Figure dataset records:
-- BEGIN --

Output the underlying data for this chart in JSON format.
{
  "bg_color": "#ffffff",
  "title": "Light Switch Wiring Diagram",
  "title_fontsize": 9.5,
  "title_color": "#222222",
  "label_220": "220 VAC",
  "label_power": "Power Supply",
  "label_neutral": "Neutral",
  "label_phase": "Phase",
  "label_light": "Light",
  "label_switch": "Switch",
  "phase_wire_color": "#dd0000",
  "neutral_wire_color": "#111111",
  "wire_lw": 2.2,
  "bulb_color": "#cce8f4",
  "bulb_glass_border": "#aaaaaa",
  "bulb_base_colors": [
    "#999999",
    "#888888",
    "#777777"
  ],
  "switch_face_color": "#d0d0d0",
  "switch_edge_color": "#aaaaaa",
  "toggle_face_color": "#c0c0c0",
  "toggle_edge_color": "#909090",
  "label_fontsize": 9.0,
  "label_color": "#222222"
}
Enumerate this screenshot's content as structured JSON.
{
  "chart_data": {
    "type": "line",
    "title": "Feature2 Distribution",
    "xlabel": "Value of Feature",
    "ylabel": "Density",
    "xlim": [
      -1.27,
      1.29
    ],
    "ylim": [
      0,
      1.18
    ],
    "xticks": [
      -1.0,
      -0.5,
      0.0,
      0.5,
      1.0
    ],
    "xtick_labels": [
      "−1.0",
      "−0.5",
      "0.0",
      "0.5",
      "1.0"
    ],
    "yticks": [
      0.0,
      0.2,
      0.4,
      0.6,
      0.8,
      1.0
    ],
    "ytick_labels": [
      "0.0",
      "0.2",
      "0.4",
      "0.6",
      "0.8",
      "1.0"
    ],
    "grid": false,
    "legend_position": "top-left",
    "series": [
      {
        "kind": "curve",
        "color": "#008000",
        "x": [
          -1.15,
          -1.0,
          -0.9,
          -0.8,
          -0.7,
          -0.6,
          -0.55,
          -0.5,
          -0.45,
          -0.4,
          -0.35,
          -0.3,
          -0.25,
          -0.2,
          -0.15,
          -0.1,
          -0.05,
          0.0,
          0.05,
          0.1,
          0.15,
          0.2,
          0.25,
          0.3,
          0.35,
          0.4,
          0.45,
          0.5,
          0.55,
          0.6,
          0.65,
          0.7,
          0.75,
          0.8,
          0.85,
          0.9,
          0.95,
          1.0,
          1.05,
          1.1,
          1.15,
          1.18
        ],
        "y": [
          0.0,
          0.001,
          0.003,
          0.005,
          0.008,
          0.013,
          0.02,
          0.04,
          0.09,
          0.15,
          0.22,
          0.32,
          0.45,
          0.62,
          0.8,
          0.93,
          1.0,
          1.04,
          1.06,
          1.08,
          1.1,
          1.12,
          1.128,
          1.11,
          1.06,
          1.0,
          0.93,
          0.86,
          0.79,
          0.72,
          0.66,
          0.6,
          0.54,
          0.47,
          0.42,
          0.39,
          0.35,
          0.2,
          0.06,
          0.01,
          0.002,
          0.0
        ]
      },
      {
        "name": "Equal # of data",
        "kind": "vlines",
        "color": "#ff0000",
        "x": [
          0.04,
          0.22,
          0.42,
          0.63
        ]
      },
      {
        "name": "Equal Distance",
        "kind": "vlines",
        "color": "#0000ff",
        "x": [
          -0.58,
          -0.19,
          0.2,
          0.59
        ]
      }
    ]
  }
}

-- END --

### PROBLEM STATEMENT
Look through the material and copy each line that has "aaaaaa".

### WRITTEN RESPONSE
  "bulb_glass_border": "#aaaaaa",
  "switch_edge_color": "#aaaaaa",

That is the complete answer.